- **RECORDS**:
## Begin
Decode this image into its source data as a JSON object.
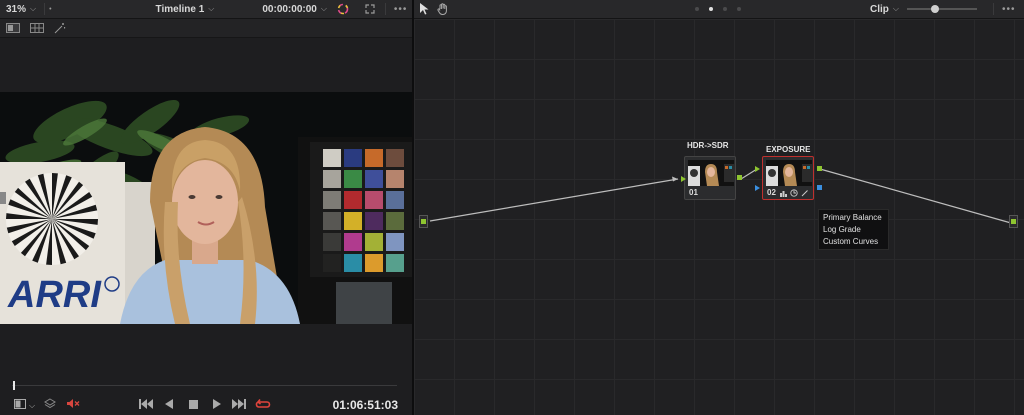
{
  "viewer": {
    "zoom": "31%",
    "timeline_name": "Timeline 1",
    "timecode_top": "00:00:00:00",
    "timecode_bottom": "01:06:51:03",
    "chart_labels": {
      "logo": "ARRI"
    }
  },
  "node_editor": {
    "mode": "Clip",
    "nodes": [
      {
        "label": "HDR->SDR",
        "number": "01"
      },
      {
        "label": "EXPOSURE",
        "number": "02"
      }
    ],
    "tooltip": [
      "Primary Balance",
      "Log Grade",
      "Custom Curves"
    ]
  },
  "colors": {
    "accent_red": "#c0302e",
    "port_green": "#8ec530",
    "port_blue": "#3a8fe0"
  }
}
## End
Set down the material above as is, without any pictures.

- **ANSWER TO THIS TASK**:
Decode this image into its source data as a JSON object.
{
  "viewer": {
    "zoom": "31%",
    "timeline_name": "Timeline 1",
    "timecode_top": "00:00:00:00",
    "timecode_bottom": "01:06:51:03",
    "chart_labels": {
      "logo": "ARRI"
    }
  },
  "node_editor": {
    "mode": "Clip",
    "nodes": [
      {
        "label": "HDR->SDR",
        "number": "01"
      },
      {
        "label": "EXPOSURE",
        "number": "02"
      }
    ],
    "tooltip": [
      "Primary Balance",
      "Log Grade",
      "Custom Curves"
    ]
  },
  "colors": {
    "accent_red": "#c0302e",
    "port_green": "#8ec530",
    "port_blue": "#3a8fe0"
  }
}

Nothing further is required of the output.